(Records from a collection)
--- Begin ---
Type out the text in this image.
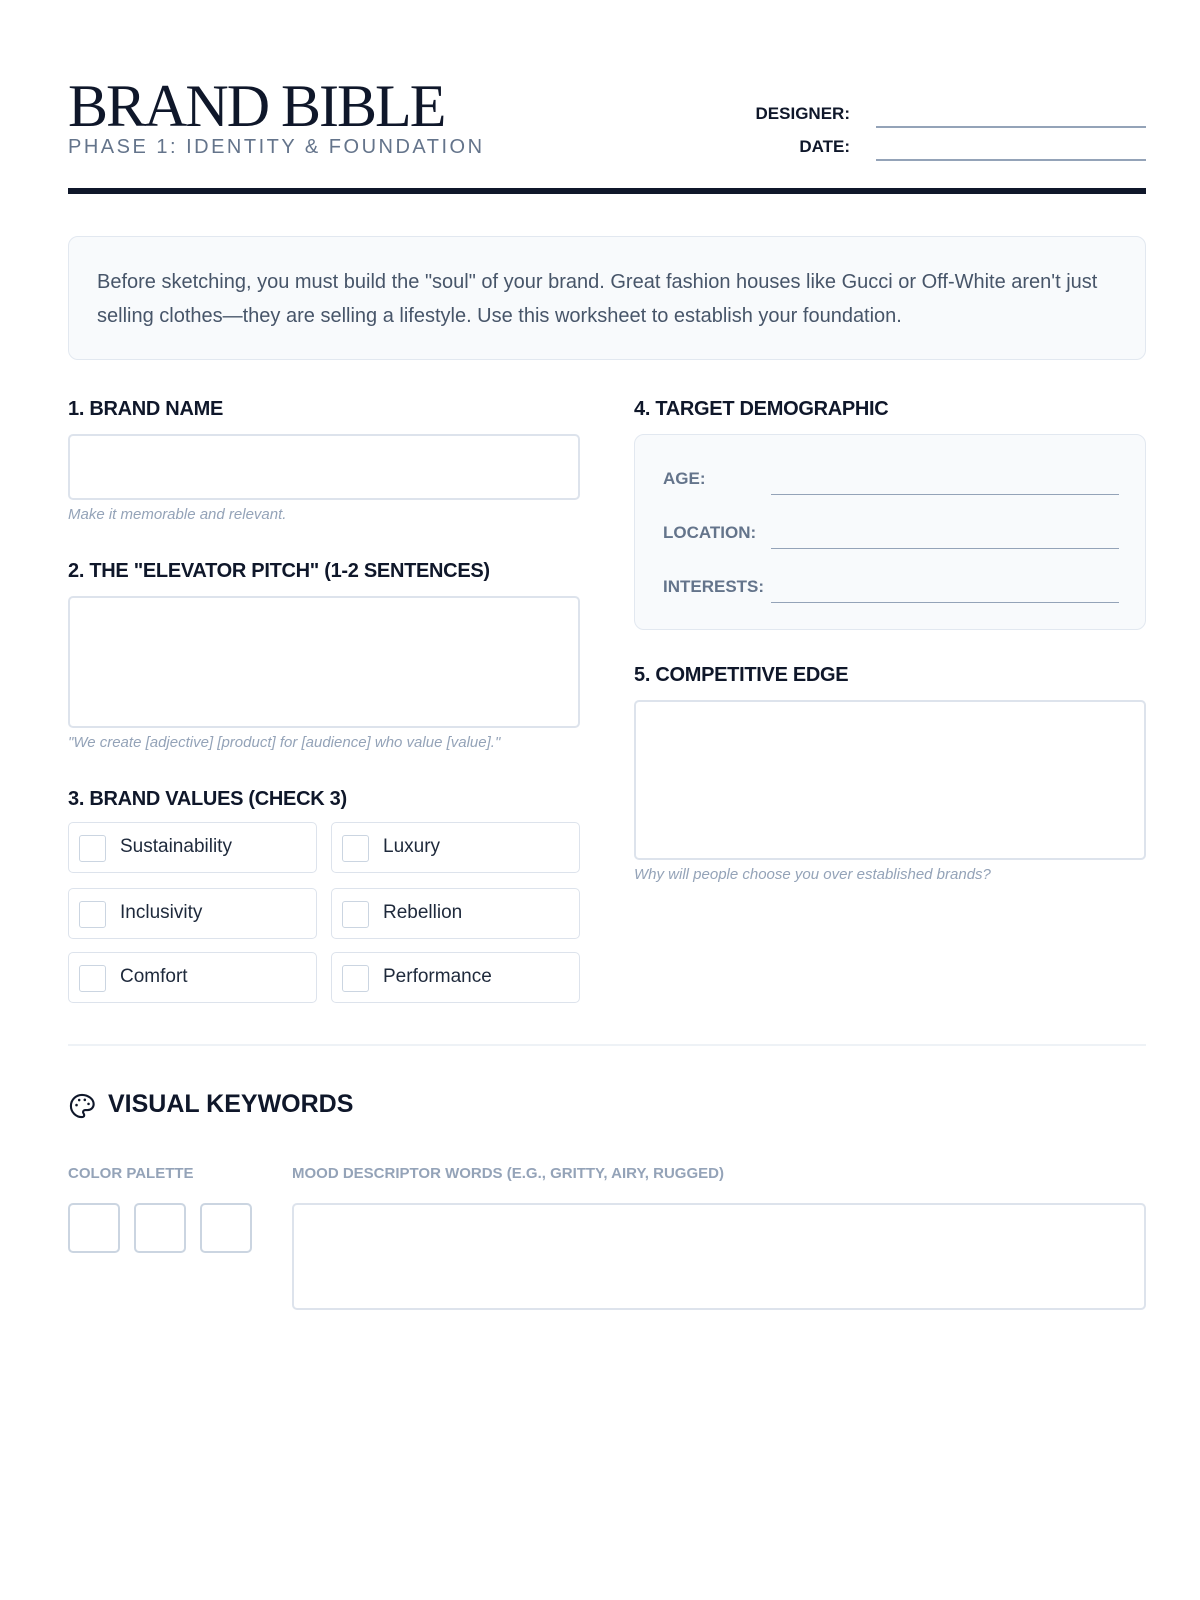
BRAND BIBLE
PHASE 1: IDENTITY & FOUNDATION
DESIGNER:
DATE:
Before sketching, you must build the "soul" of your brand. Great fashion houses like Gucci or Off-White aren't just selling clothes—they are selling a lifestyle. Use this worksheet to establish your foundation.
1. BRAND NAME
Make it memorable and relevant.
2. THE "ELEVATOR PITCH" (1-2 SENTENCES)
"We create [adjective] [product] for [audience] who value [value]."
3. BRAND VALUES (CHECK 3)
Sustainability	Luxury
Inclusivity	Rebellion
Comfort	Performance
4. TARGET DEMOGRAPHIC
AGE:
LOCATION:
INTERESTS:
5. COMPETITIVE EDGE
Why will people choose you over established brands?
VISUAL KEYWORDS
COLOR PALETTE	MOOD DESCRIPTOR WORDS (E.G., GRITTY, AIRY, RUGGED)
--- End ---
--- Begin ---
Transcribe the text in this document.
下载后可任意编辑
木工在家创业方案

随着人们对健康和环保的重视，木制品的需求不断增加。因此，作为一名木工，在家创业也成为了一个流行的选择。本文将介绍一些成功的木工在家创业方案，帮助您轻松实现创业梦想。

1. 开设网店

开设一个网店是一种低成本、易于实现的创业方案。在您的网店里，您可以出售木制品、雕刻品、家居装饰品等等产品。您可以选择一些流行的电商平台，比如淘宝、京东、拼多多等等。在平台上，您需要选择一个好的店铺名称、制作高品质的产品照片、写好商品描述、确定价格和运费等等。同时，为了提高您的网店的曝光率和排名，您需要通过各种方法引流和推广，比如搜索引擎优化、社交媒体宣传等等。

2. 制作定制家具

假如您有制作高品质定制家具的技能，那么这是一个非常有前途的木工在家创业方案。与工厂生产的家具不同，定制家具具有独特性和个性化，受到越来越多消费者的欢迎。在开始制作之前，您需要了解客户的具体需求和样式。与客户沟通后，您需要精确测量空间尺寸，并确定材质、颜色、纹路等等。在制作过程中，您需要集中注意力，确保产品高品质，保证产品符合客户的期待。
--- End ---
--- Begin ---
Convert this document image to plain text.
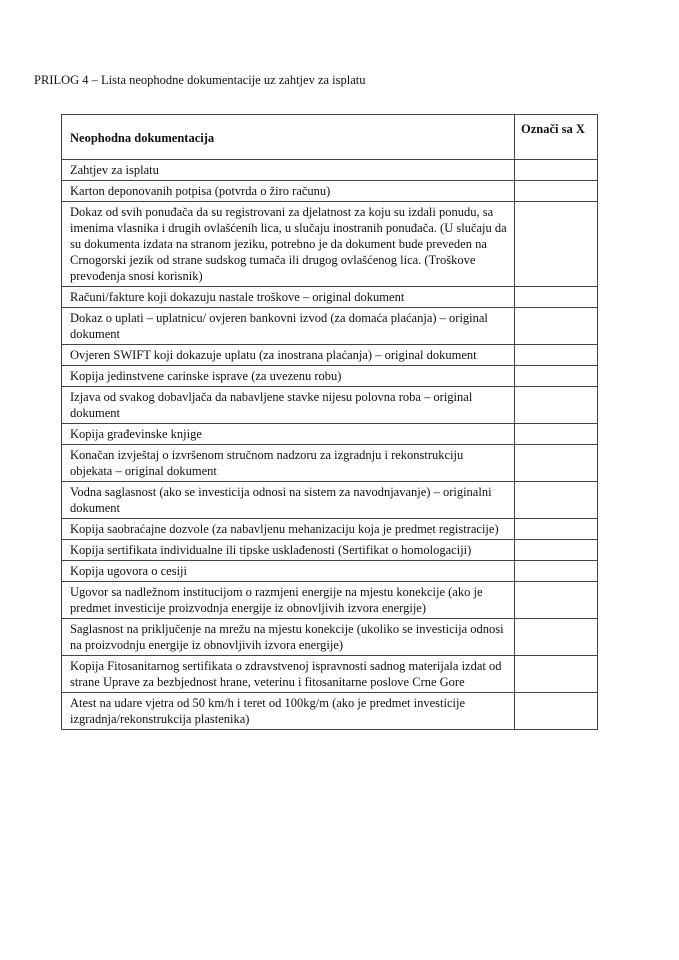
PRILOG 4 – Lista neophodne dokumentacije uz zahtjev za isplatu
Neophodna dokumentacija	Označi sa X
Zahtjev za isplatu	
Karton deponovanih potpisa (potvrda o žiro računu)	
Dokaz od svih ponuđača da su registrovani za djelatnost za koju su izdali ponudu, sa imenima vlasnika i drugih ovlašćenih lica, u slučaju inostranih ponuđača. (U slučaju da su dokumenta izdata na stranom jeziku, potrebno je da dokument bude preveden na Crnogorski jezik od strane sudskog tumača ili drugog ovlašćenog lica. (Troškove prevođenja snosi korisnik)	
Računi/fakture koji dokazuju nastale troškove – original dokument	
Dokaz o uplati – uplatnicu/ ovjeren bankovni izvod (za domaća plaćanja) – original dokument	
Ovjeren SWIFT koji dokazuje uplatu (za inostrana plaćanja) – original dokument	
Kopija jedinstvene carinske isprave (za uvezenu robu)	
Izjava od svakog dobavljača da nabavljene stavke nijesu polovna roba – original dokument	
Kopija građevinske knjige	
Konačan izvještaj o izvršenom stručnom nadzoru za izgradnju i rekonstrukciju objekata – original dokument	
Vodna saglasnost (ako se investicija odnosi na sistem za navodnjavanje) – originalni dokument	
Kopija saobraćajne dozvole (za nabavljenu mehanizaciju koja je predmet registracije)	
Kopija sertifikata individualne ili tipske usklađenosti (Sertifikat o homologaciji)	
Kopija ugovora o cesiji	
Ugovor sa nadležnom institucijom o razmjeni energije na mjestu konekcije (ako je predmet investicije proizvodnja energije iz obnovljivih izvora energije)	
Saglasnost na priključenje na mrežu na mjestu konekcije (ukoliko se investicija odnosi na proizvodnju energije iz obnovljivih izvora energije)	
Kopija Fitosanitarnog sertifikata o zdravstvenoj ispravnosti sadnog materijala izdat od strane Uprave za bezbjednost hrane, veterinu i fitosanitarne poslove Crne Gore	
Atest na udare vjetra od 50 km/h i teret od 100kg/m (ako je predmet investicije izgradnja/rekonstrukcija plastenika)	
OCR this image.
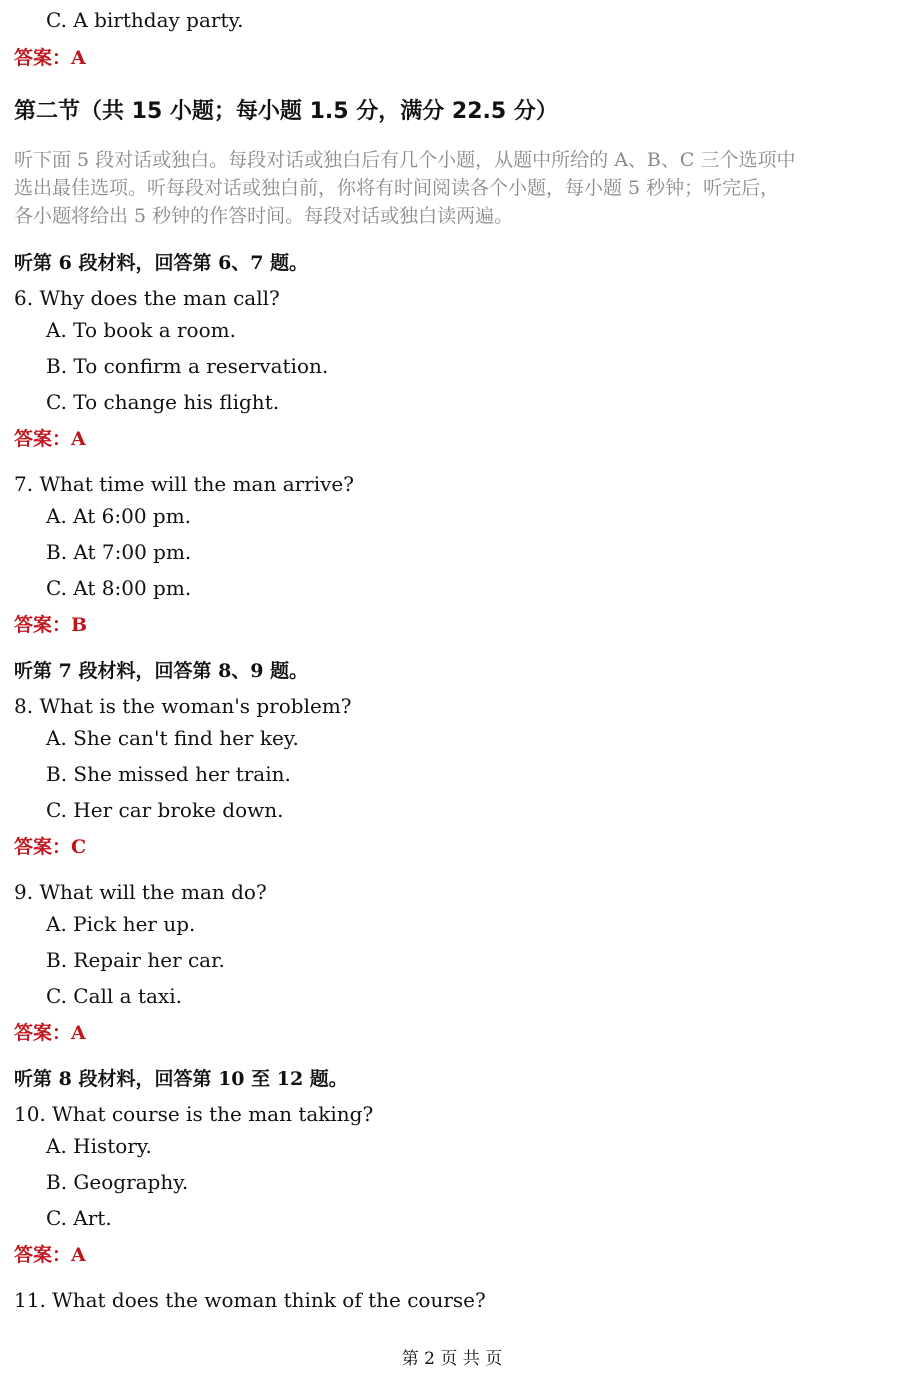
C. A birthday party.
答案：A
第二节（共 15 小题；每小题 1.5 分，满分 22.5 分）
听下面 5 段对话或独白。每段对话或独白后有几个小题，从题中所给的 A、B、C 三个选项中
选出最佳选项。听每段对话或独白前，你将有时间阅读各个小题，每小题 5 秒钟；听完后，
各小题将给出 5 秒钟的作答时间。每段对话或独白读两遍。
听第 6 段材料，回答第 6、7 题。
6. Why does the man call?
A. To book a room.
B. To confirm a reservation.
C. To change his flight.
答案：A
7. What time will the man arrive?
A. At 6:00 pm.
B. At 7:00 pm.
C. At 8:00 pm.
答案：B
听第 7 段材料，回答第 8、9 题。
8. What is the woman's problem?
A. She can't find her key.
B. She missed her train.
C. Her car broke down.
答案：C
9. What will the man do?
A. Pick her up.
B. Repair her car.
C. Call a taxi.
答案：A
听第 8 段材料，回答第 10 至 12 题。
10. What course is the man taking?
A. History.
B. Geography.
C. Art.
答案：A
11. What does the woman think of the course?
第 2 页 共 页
--- End ---
- **Aim of the task**: Search the records for the string "What" and return every line in which it occurs.

- **Solution to this task**:
7. What time will the man arrive?
8. What is the woman's problem?
9. What will the man do?
10. What course is the man taking?
11. What does the woman think of the course?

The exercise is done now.